**DATASET CONTENT:**
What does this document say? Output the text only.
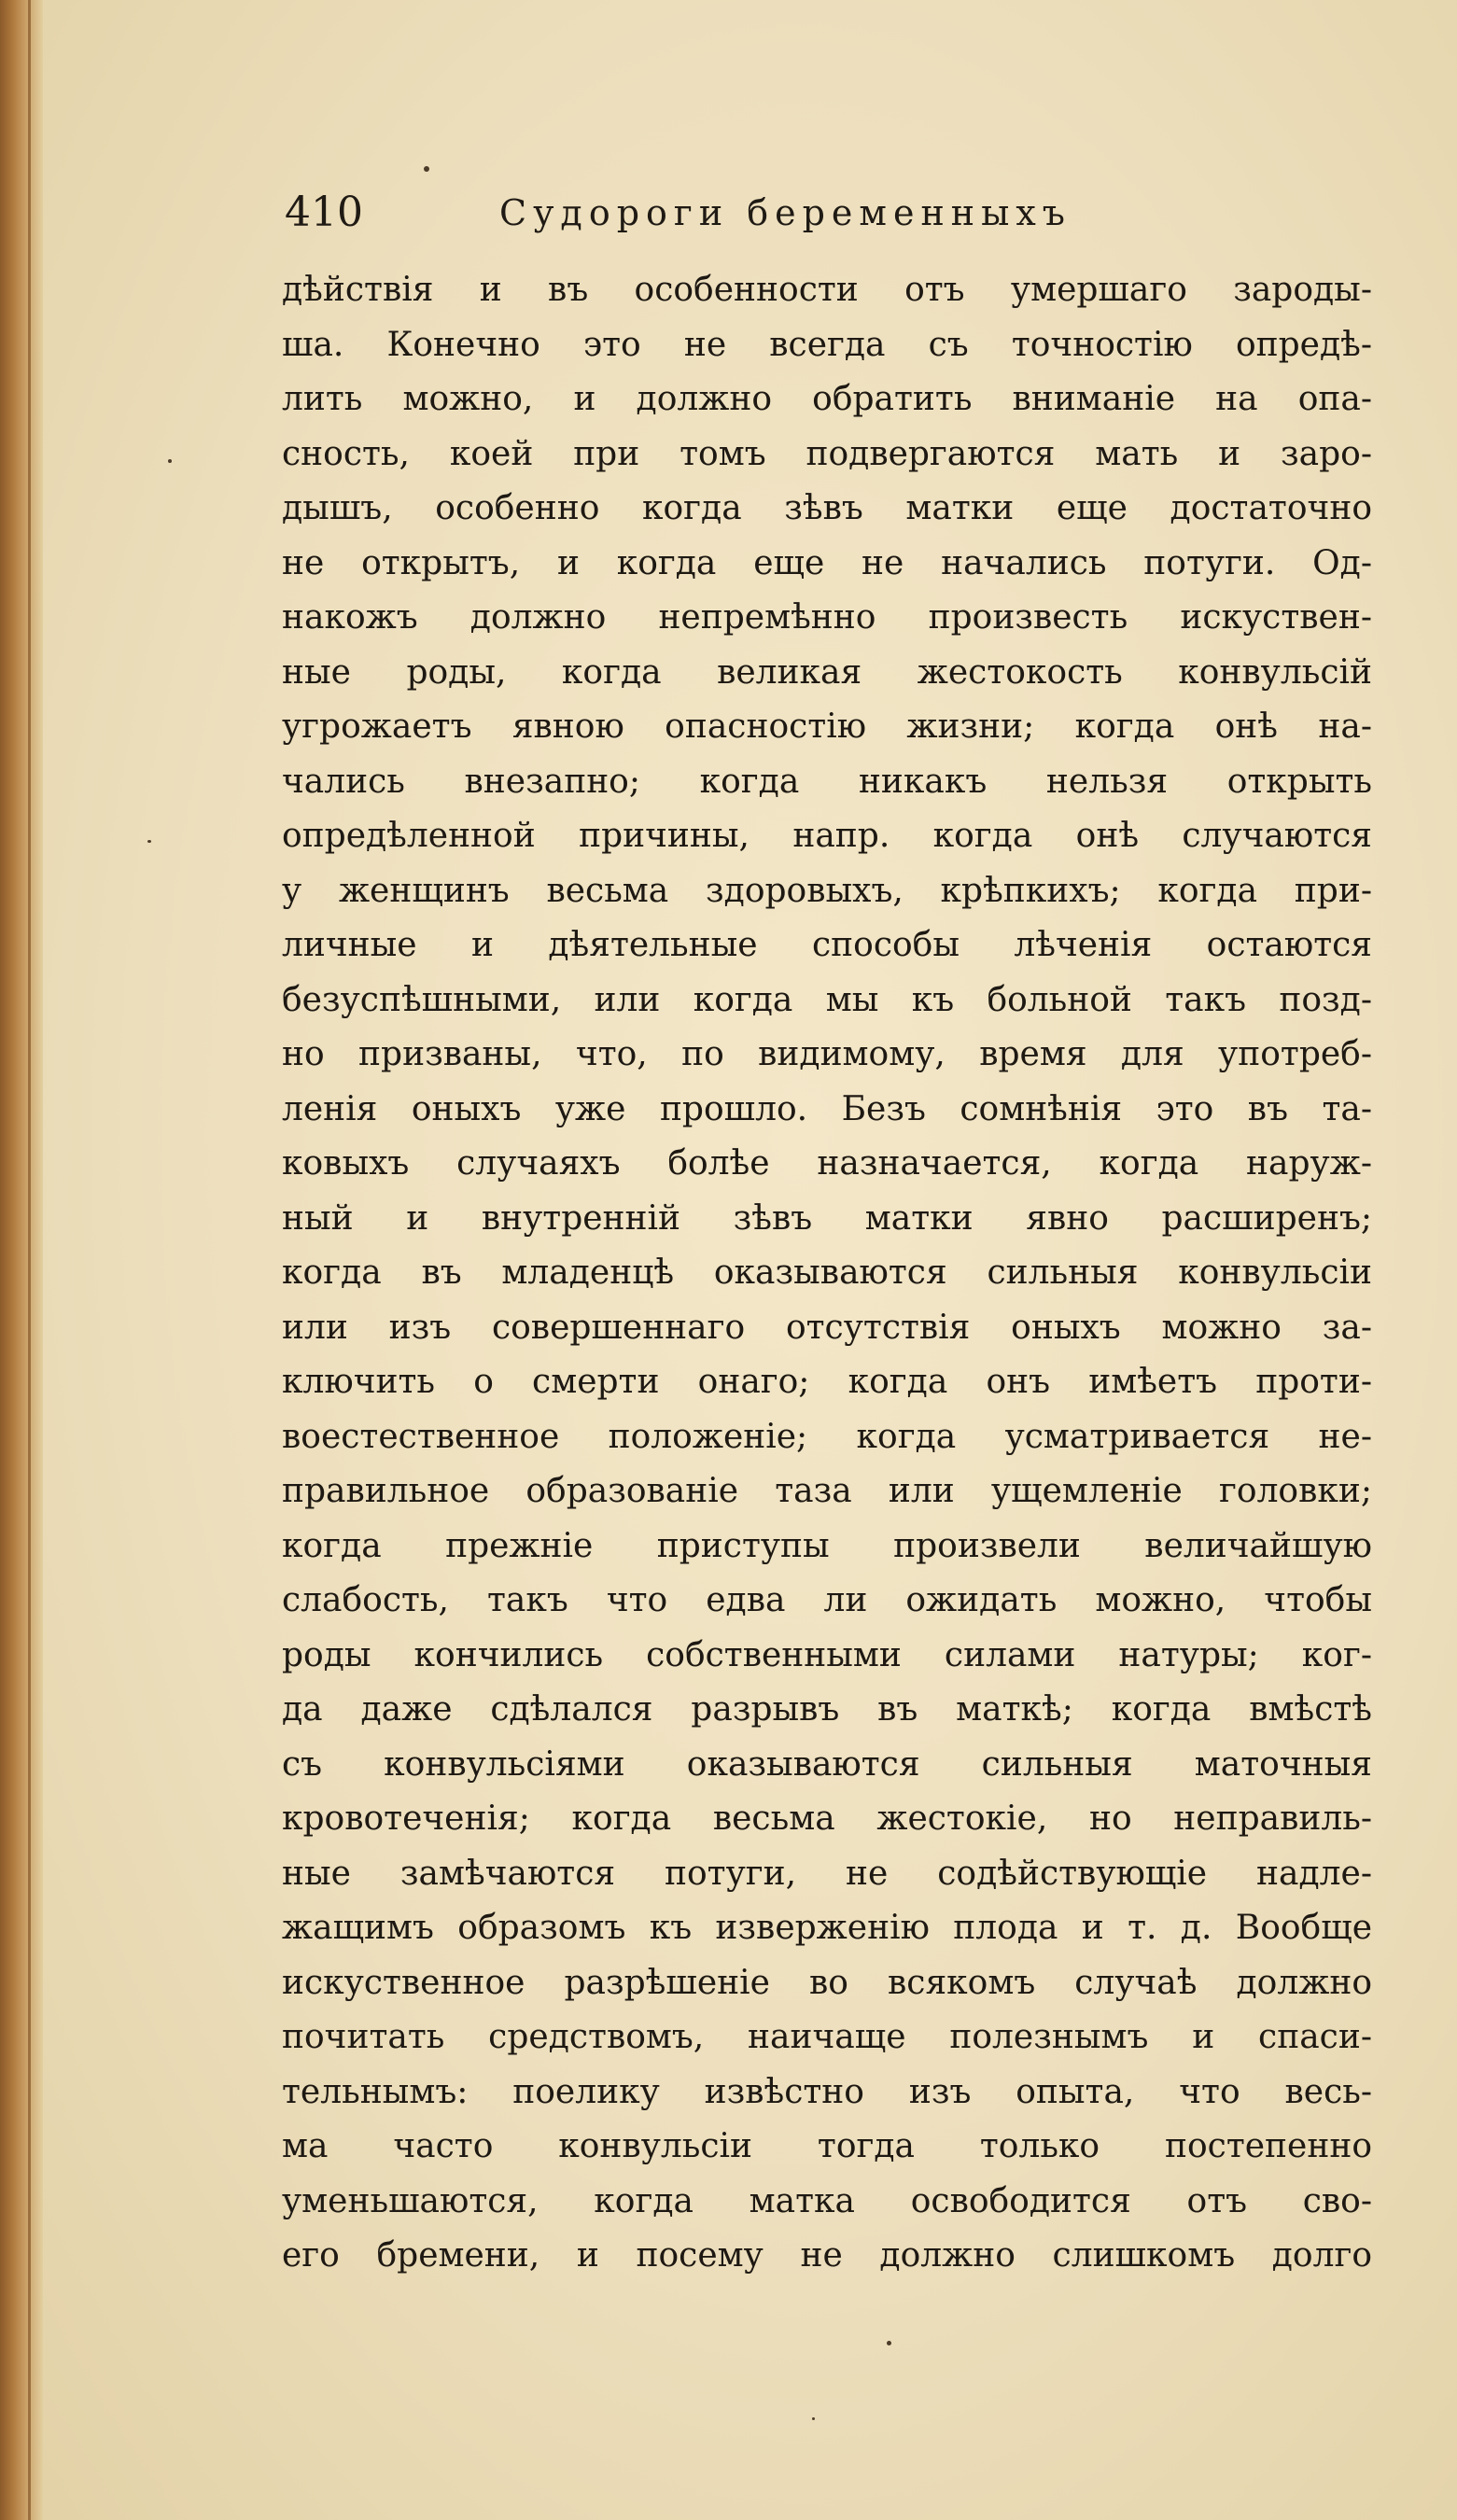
410	Судороги беременныхъ
дѣйствія и въ особенности отъ умершаго зароды-
ша. Конечно это не всегда съ точностію опредѣ-
лить можно, и должно обратить вниманіе на опа-
сность, коей при томъ подвергаются мать и заро-
дышъ, особенно когда зѣвъ матки еще достаточно
не открытъ, и когда еще не начались потуги. Од-
накожъ должно непремѣнно произвесть искуствен-
ные роды, когда великая жестокость конвульсій
угрожаетъ явною опасностію жизни; когда онѣ на-
чались внезапно; когда никакъ нельзя открыть
опредѣленной причины, напр. когда онѣ случаются
у женщинъ весьма здоровыхъ, крѣпкихъ; когда при-
личные и дѣятельные способы лѣченія остаются
безуспѣшными, или когда мы къ больной такъ позд-
но призваны, что, по видимому, время для употреб-
ленія оныхъ уже прошло. Безъ сомнѣнія это въ та-
ковыхъ случаяхъ болѣе назначается, когда наруж-
ный и внутренній зѣвъ матки явно расширенъ;
когда въ младенцѣ оказываются сильныя конвульсіи
или изъ совершеннаго отсутствія оныхъ можно за-
ключить о смерти онаго; когда онъ имѣетъ проти-
воестественное положеніе; когда усматривается не-
правильное образованіе таза или ущемленіе головки;
когда прежніе приступы произвели величайшую
слабость, такъ что едва ли ожидать можно, чтобы
роды кончились собственными силами натуры; ког-
да даже сдѣлался разрывъ въ маткѣ; когда вмѣстѣ
съ конвульсіями оказываются сильныя маточныя
кровотеченія; когда весьма жестокіе, но неправиль-
ные замѣчаются потуги, не содѣйствующіе надле-
жащимъ образомъ къ изверженію плода и т. д. Вообще
искуственное разрѣшеніе во всякомъ случаѣ должно
почитать средствомъ, наичаще полезнымъ и спаси-
тельнымъ: поелику извѣстно изъ опыта, что весь-
ма часто конвульсіи тогда только постепенно
уменьшаются, когда матка освободится отъ сво-
его бремени, и посему не должно слишкомъ долго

**WORK INSTRUCTIONS:** Transcribe the whole listing exactly. Pictures stay out of your copy.

**ANSWER TO THIS PROBLEM:**
What does this document say? Output the text only.
410	Судороги беременныхъ
дѣйствія и въ особенности отъ умершаго зароды-
ша. Конечно это не всегда съ точностію опредѣ-
лить можно, и должно обратить вниманіе на опа-
сность, коей при томъ подвергаются мать и заро-
дышъ, особенно когда зѣвъ матки еще достаточно
не открытъ, и когда еще не начались потуги. Од-
накожъ должно непремѣнно произвесть искуствен-
ные роды, когда великая жестокость конвульсій
угрожаетъ явною опасностію жизни; когда онѣ на-
чались внезапно; когда никакъ нельзя открыть
опредѣленной причины, напр. когда онѣ случаются
у женщинъ весьма здоровыхъ, крѣпкихъ; когда при-
личные и дѣятельные способы лѣченія остаются
безуспѣшными, или когда мы къ больной такъ позд-
но призваны, что, по видимому, время для употреб-
ленія оныхъ уже прошло. Безъ сомнѣнія это въ та-
ковыхъ случаяхъ болѣе назначается, когда наруж-
ный и внутренній зѣвъ матки явно расширенъ;
когда въ младенцѣ оказываются сильныя конвульсіи
или изъ совершеннаго отсутствія оныхъ можно за-
ключить о смерти онаго; когда онъ имѣетъ проти-
воестественное положеніе; когда усматривается не-
правильное образованіе таза или ущемленіе головки;
когда прежніе приступы произвели величайшую
слабость, такъ что едва ли ожидать можно, чтобы
роды кончились собственными силами натуры; ког-
да даже сдѣлался разрывъ въ маткѣ; когда вмѣстѣ
съ конвульсіями оказываются сильныя маточныя
кровотеченія; когда весьма жестокіе, но неправиль-
ные замѣчаются потуги, не содѣйствующіе надле-
жащимъ образомъ къ изверженію плода и т. д. Вообще
искуственное разрѣшеніе во всякомъ случаѣ должно
почитать средствомъ, наичаще полезнымъ и спаси-
тельнымъ: поелику извѣстно изъ опыта, что весь-
ма часто конвульсіи тогда только постепенно
уменьшаются, когда матка освободится отъ сво-
его бремени, и посему не должно слишкомъ долго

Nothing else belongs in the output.